● **Objective**
Put every line of the records into a Markdown table with two columns, Number and Record line, skipping any blank lines.

● **Listed records**
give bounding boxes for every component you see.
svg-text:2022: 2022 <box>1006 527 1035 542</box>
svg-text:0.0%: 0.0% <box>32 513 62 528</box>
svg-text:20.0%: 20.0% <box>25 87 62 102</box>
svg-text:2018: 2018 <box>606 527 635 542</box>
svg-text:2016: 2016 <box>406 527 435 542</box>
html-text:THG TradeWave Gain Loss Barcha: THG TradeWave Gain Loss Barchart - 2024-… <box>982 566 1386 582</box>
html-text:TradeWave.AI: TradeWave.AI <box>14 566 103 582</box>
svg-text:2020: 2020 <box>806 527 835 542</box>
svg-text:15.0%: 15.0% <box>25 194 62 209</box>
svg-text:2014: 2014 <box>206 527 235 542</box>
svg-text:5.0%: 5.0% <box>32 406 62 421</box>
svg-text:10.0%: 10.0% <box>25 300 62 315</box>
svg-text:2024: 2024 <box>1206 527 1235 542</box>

● **Response for this exercise**
| Number | Record line |
|---|---|
| 1 | give bounding boxes for every component you see. |
| 2 | svg-text:2022: 2022 <box>1006 527 1035 542</box> |
| 3 | svg-text:0.0%: 0.0% <box>32 513 62 528</box> |
| 4 | svg-text:20.0%: 20.0% <box>25 87 62 102</box> |
| 5 | svg-text:2018: 2018 <box>606 527 635 542</box> |
| 6 | svg-text:2016: 2016 <box>406 527 435 542</box> |
| 7 | html-text:THG TradeWave Gain Loss Barcha: THG TradeWave Gain Loss Barchart - 2024-… <box>982 566 1386 582</box> |
| 8 | html-text:TradeWave.AI: TradeWave.AI <box>14 566 103 582</box> |
| 9 | svg-text:2020: 2020 <box>806 527 835 542</box> |
| 10 | svg-text:15.0%: 15.0% <box>25 194 62 209</box> |
| 11 | svg-text:2014: 2014 <box>206 527 235 542</box> |
| 12 | svg-text:5.0%: 5.0% <box>32 406 62 421</box> |
| 13 | svg-text:10.0%: 10.0% <box>25 300 62 315</box> |
| 14 | svg-text:2024: 2024 <box>1206 527 1235 542</box> |